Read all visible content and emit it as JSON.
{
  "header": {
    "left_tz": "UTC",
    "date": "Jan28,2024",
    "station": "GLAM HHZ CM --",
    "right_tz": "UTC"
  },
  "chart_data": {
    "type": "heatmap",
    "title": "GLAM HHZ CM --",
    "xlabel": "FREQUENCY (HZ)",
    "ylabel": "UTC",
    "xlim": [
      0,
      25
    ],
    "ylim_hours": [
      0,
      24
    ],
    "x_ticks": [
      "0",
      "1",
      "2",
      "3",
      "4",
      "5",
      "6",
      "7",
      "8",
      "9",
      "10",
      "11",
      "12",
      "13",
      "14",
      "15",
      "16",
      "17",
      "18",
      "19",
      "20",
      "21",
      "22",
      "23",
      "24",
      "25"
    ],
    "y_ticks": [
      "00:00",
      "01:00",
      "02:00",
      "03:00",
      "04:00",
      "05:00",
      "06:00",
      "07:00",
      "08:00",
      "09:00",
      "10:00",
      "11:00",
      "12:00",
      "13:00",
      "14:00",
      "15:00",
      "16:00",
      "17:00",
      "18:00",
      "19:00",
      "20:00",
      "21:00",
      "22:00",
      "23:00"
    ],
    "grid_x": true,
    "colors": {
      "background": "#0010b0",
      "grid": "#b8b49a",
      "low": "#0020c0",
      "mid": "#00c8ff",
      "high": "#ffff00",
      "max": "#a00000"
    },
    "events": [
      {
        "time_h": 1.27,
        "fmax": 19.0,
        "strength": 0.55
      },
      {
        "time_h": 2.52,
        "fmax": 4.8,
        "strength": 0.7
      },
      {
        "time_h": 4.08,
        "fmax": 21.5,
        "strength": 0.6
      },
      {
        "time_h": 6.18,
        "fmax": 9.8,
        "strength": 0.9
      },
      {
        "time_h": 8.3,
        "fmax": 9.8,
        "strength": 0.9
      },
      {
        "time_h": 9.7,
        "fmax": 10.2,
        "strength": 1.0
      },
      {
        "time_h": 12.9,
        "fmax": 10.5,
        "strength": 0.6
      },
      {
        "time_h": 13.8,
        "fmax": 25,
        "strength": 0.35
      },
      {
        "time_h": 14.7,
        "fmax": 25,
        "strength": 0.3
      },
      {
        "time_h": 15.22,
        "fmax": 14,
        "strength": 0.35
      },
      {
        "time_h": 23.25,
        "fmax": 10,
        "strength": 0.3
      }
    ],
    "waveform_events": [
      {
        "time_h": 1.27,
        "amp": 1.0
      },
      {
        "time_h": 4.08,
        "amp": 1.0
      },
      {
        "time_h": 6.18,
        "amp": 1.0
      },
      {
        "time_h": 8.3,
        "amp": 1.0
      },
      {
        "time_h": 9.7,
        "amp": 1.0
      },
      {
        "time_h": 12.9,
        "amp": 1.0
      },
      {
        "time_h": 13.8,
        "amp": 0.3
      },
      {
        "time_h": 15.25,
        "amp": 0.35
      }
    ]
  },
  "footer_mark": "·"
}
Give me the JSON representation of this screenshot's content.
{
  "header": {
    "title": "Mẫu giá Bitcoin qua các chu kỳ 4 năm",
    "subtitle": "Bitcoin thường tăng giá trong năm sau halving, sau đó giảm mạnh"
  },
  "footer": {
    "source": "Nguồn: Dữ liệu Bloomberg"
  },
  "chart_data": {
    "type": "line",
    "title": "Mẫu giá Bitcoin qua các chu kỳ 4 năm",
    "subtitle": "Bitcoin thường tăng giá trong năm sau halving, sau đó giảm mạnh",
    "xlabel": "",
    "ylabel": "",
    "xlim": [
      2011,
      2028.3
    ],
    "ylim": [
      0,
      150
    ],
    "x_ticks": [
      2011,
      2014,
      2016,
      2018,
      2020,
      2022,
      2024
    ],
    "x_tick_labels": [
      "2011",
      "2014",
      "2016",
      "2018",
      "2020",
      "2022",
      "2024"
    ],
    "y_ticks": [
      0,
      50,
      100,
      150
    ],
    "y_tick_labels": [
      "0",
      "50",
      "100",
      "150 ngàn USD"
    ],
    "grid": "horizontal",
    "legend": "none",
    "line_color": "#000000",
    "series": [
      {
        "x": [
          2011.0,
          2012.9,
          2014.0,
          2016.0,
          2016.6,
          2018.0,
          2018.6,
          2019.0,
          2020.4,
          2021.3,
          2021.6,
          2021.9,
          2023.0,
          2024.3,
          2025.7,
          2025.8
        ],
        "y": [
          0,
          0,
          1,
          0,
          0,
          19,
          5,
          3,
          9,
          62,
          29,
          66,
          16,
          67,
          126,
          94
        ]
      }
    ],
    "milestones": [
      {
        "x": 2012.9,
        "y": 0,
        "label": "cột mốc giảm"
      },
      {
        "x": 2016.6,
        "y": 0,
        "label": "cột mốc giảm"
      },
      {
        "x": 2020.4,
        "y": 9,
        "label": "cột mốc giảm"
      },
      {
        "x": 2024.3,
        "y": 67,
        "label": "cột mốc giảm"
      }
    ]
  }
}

▸ Task to carry out: Make an exact copy of the records.

▸ Response:
Read all visible content and emit it as JSON.
{
  "header": {
    "left_tz": "UTC",
    "date": "Jan28,2024",
    "station": "GLAM HHZ CM --",
    "right_tz": "UTC"
  },
  "chart_data": {
    "type": "heatmap",
    "title": "GLAM HHZ CM --",
    "xlabel": "FREQUENCY (HZ)",
    "ylabel": "UTC",
    "xlim": [
      0,
      25
    ],
    "ylim_hours": [
      0,
      24
    ],
    "x_ticks": [
      "0",
      "1",
      "2",
      "3",
      "4",
      "5",
      "6",
      "7",
      "8",
      "9",
      "10",
      "11",
      "12",
      "13",
      "14",
      "15",
      "16",
      "17",
      "18",
      "19",
      "20",
      "21",
      "22",
      "23",
      "24",
      "25"
    ],
    "y_ticks": [
      "00:00",
      "01:00",
      "02:00",
      "03:00",
      "04:00",
      "05:00",
      "06:00",
      "07:00",
      "08:00",
      "09:00",
      "10:00",
      "11:00",
      "12:00",
      "13:00",
      "14:00",
      "15:00",
      "16:00",
      "17:00",
      "18:00",
      "19:00",
      "20:00",
      "21:00",
      "22:00",
      "23:00"
    ],
    "grid_x": true,
    "colors": {
      "background": "#0010b0",
      "grid": "#b8b49a",
      "low": "#0020c0",
      "mid": "#00c8ff",
      "high": "#ffff00",
      "max": "#a00000"
    },
    "events": [
      {
        "time_h": 1.27,
        "fmax": 19.0,
        "strength": 0.55
      },
      {
        "time_h": 2.52,
        "fmax": 4.8,
        "strength": 0.7
      },
      {
        "time_h": 4.08,
        "fmax": 21.5,
        "strength": 0.6
      },
      {
        "time_h": 6.18,
        "fmax": 9.8,
        "strength": 0.9
      },
      {
        "time_h": 8.3,
        "fmax": 9.8,
        "strength": 0.9
      },
      {
        "time_h": 9.7,
        "fmax": 10.2,
        "strength": 1.0
      },
      {
        "time_h": 12.9,
        "fmax": 10.5,
        "strength": 0.6
      },
      {
        "time_h": 13.8,
        "fmax": 25,
        "strength": 0.35
      },
      {
        "time_h": 14.7,
        "fmax": 25,
        "strength": 0.3
      },
      {
        "time_h": 15.22,
        "fmax": 14,
        "strength": 0.35
      },
      {
        "time_h": 23.25,
        "fmax": 10,
        "strength": 0.3
      }
    ],
    "waveform_events": [
      {
        "time_h": 1.27,
        "amp": 1.0
      },
      {
        "time_h": 4.08,
        "amp": 1.0
      },
      {
        "time_h": 6.18,
        "amp": 1.0
      },
      {
        "time_h": 8.3,
        "amp": 1.0
      },
      {
        "time_h": 9.7,
        "amp": 1.0
      },
      {
        "time_h": 12.9,
        "amp": 1.0
      },
      {
        "time_h": 13.8,
        "amp": 0.3
      },
      {
        "time_h": 15.25,
        "amp": 0.35
      }
    ]
  },
  "footer_mark": "·"
}
Give me the JSON representation of this screenshot's content.
{
  "header": {
    "title": "Mẫu giá Bitcoin qua các chu kỳ 4 năm",
    "subtitle": "Bitcoin thường tăng giá trong năm sau halving, sau đó giảm mạnh"
  },
  "footer": {
    "source": "Nguồn: Dữ liệu Bloomberg"
  },
  "chart_data": {
    "type": "line",
    "title": "Mẫu giá Bitcoin qua các chu kỳ 4 năm",
    "subtitle": "Bitcoin thường tăng giá trong năm sau halving, sau đó giảm mạnh",
    "xlabel": "",
    "ylabel": "",
    "xlim": [
      2011,
      2028.3
    ],
    "ylim": [
      0,
      150
    ],
    "x_ticks": [
      2011,
      2014,
      2016,
      2018,
      2020,
      2022,
      2024
    ],
    "x_tick_labels": [
      "2011",
      "2014",
      "2016",
      "2018",
      "2020",
      "2022",
      "2024"
    ],
    "y_ticks": [
      0,
      50,
      100,
      150
    ],
    "y_tick_labels": [
      "0",
      "50",
      "100",
      "150 ngàn USD"
    ],
    "grid": "horizontal",
    "legend": "none",
    "line_color": "#000000",
    "series": [
      {
        "x": [
          2011.0,
          2012.9,
          2014.0,
          2016.0,
          2016.6,
          2018.0,
          2018.6,
          2019.0,
          2020.4,
          2021.3,
          2021.6,
          2021.9,
          2023.0,
          2024.3,
          2025.7,
          2025.8
        ],
        "y": [
          0,
          0,
          1,
          0,
          0,
          19,
          5,
          3,
          9,
          62,
          29,
          66,
          16,
          67,
          126,
          94
        ]
      }
    ],
    "milestones": [
      {
        "x": 2012.9,
        "y": 0,
        "label": "cột mốc giảm"
      },
      {
        "x": 2016.6,
        "y": 0,
        "label": "cột mốc giảm"
      },
      {
        "x": 2020.4,
        "y": 9,
        "label": "cột mốc giảm"
      },
      {
        "x": 2024.3,
        "y": 67,
        "label": "cột mốc giảm"
      }
    ]
  }
}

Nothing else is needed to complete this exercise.